* [Instructions for the task] Without the pictures, print each of the records below exactly as it appears.

========

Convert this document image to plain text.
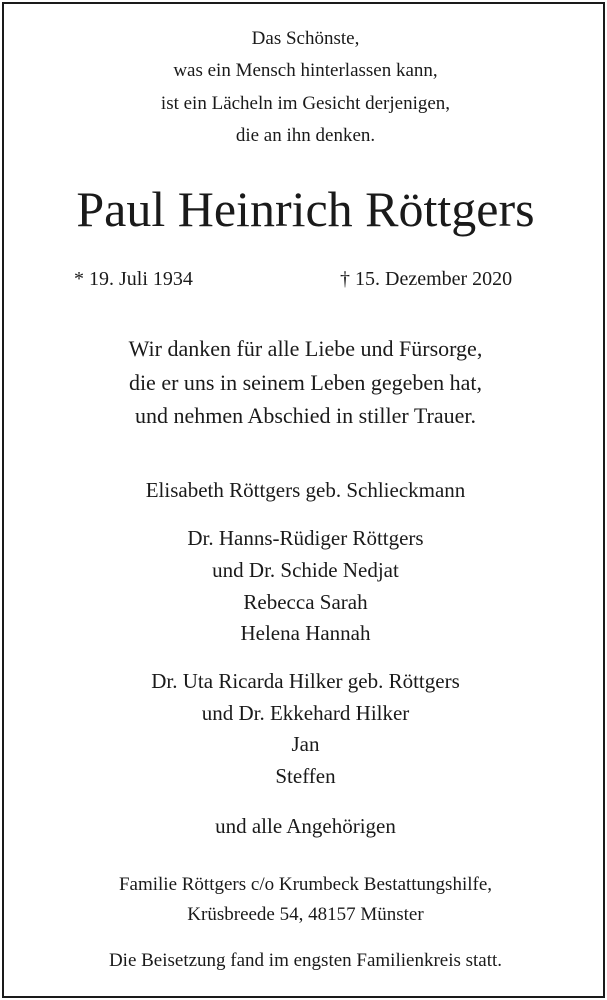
Das Schönste,
was ein Mensch hinterlassen kann,
ist ein Lächeln im Gesicht derjenigen,
die an ihn denken.
Paul Heinrich Röttgers
* 19. Juli 1934	† 15. Dezember 2020
Wir danken für alle Liebe und Fürsorge,
die er uns in seinem Leben gegeben hat,
und nehmen Abschied in stiller Trauer.
Elisabeth Röttgers geb. Schlieckmann
Dr. Hanns-Rüdiger Röttgers
und Dr. Schide Nedjat
Rebecca Sarah
Helena Hannah
Dr. Uta Ricarda Hilker geb. Röttgers
und Dr. Ekkehard Hilker
Jan
Steffen
und alle Angehörigen
Familie Röttgers c/o Krumbeck Bestattungshilfe,
Krüsbreede 54, 48157 Münster
Die Beisetzung fand im engsten Familienkreis statt.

========

* [Solution]
Convert this document image to plain text.
Das Schönste,
was ein Mensch hinterlassen kann,
ist ein Lächeln im Gesicht derjenigen,
die an ihn denken.
Paul Heinrich Röttgers
* 19. Juli 1934	† 15. Dezember 2020
Wir danken für alle Liebe und Fürsorge,
die er uns in seinem Leben gegeben hat,
und nehmen Abschied in stiller Trauer.
Elisabeth Röttgers geb. Schlieckmann
Dr. Hanns-Rüdiger Röttgers
und Dr. Schide Nedjat
Rebecca Sarah
Helena Hannah
Dr. Uta Ricarda Hilker geb. Röttgers
und Dr. Ekkehard Hilker
Jan
Steffen
und alle Angehörigen
Familie Röttgers c/o Krumbeck Bestattungshilfe,
Krüsbreede 54, 48157 Münster
Die Beisetzung fand im engsten Familienkreis statt.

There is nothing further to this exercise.